**CHALLENGE**
Go through the material below and copy all lines with "auch".

## start SUPPLIED ENTRIES

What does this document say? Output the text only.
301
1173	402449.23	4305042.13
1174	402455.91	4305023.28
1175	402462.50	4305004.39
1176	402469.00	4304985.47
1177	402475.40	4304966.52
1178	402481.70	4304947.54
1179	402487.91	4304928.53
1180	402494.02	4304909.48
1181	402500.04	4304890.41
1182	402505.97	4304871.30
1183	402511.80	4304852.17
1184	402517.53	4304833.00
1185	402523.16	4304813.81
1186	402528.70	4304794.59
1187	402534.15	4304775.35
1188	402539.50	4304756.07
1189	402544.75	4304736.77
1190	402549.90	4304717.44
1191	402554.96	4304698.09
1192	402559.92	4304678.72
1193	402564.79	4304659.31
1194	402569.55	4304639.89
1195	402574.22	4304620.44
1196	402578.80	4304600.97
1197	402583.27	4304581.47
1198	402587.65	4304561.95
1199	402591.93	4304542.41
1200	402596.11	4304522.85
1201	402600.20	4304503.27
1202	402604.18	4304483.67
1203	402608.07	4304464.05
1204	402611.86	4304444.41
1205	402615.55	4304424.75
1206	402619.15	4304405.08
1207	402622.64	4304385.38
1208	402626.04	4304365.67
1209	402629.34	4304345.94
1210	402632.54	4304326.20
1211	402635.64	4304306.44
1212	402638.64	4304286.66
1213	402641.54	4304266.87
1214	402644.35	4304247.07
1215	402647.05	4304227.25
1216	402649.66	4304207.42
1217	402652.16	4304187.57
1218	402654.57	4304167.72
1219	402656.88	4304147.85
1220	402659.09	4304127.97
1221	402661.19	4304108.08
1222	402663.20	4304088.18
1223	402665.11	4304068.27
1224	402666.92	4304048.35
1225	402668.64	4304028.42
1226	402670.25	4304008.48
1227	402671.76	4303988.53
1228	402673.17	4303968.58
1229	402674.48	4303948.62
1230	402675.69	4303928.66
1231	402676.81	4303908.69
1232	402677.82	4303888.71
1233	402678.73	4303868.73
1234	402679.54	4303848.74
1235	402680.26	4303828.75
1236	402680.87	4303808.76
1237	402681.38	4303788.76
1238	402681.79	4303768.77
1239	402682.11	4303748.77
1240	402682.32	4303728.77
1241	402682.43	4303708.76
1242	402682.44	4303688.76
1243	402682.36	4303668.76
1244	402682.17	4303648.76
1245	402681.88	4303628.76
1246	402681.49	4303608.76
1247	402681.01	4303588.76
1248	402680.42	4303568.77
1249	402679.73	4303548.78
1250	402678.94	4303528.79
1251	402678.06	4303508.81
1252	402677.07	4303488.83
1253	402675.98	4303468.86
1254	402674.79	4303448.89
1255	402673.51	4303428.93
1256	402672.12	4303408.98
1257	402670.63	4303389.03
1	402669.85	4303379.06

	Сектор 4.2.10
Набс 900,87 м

## end SUPPLIED ENTRIES
## start SUPPLIED ENTRIES

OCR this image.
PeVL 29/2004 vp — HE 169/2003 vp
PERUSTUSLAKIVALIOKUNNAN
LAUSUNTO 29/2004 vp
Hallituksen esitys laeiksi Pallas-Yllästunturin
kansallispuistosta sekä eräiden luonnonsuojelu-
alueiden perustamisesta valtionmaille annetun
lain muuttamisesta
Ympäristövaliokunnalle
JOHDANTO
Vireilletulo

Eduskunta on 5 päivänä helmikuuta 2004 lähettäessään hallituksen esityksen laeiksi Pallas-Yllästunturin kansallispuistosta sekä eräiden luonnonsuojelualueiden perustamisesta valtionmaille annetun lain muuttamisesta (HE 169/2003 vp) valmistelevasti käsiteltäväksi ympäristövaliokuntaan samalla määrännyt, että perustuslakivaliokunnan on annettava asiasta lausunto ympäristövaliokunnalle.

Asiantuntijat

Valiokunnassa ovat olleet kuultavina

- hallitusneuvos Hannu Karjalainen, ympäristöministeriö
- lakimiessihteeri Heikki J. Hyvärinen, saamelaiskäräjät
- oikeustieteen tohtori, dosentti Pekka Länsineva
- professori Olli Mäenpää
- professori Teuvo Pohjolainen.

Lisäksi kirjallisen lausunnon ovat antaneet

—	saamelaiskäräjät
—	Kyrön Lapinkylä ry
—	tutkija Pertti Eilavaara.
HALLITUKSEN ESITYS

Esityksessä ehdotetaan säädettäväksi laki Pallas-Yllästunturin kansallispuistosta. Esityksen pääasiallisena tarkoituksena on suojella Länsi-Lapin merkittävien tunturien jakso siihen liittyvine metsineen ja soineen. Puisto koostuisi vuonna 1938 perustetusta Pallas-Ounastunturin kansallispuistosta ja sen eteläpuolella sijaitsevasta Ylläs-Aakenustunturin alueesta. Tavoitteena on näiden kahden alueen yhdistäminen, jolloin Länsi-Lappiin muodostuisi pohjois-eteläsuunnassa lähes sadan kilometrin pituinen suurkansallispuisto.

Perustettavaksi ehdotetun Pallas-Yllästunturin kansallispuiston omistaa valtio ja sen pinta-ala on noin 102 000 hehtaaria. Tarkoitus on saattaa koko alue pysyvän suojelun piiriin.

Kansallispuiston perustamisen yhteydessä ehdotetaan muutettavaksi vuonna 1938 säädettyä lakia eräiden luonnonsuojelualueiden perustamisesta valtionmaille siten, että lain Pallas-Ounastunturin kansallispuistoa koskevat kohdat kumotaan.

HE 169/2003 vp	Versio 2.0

## end SUPPLIED ENTRIES
## start SUPPLIED ENTRIES

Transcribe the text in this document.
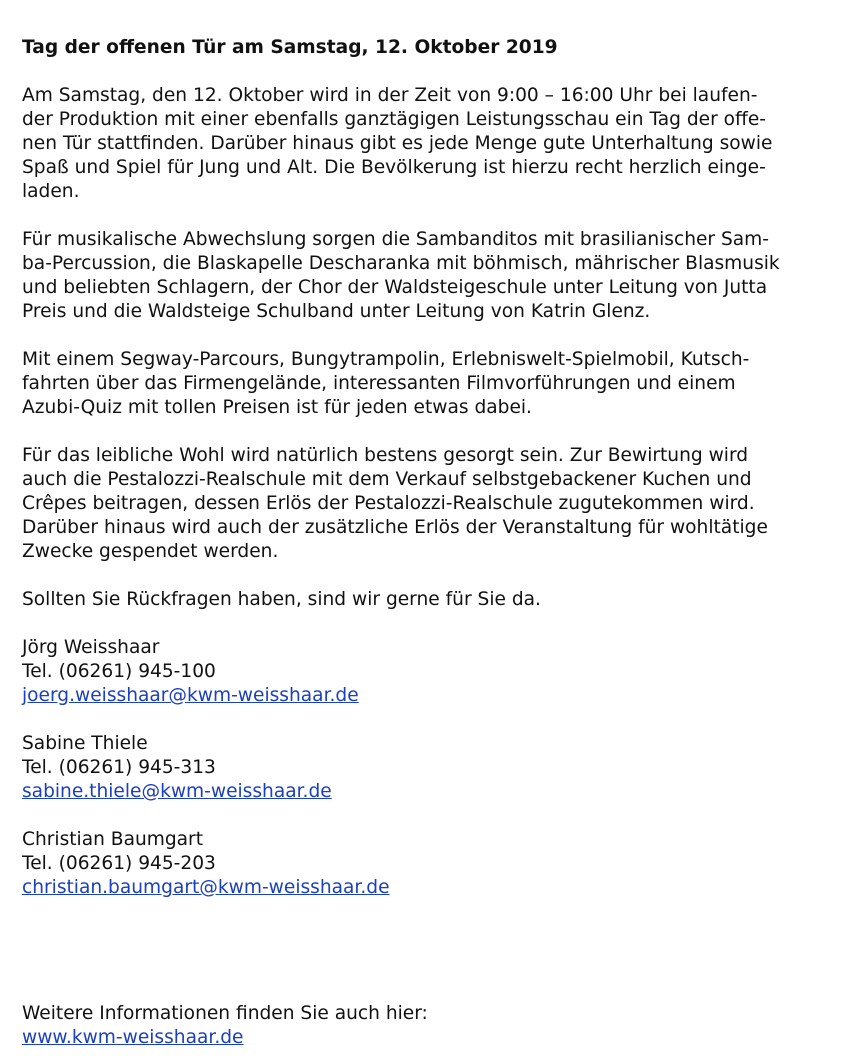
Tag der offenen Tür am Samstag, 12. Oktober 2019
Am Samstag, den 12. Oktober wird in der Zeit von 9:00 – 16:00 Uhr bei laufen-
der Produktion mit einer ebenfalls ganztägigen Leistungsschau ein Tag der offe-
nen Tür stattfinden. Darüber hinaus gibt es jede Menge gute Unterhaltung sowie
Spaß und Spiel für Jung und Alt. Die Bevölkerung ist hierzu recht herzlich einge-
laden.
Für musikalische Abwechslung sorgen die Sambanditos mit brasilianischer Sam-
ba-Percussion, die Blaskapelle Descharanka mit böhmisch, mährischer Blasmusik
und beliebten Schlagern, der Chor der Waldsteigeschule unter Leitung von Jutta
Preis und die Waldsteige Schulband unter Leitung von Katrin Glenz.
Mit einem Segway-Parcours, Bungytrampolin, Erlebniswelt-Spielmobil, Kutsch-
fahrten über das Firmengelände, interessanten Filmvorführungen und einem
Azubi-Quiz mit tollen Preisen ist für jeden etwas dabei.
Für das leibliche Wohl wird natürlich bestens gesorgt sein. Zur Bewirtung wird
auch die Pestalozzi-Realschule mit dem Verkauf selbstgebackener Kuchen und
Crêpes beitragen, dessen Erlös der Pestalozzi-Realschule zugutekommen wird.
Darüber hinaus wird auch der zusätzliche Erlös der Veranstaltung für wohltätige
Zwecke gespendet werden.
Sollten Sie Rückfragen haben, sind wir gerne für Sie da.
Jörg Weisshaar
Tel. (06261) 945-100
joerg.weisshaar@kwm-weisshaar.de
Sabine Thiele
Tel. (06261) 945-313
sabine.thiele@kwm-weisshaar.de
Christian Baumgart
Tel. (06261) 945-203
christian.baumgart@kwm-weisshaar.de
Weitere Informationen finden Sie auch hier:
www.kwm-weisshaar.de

## end SUPPLIED ENTRIES

**SOLUTION**
auch die Pestalozzi-Realschule mit dem Verkauf selbstgebackener Kuchen und
Darüber hinaus wird auch der zusätzliche Erlös der Veranstaltung für wohltätige
Weitere Informationen finden Sie auch hier:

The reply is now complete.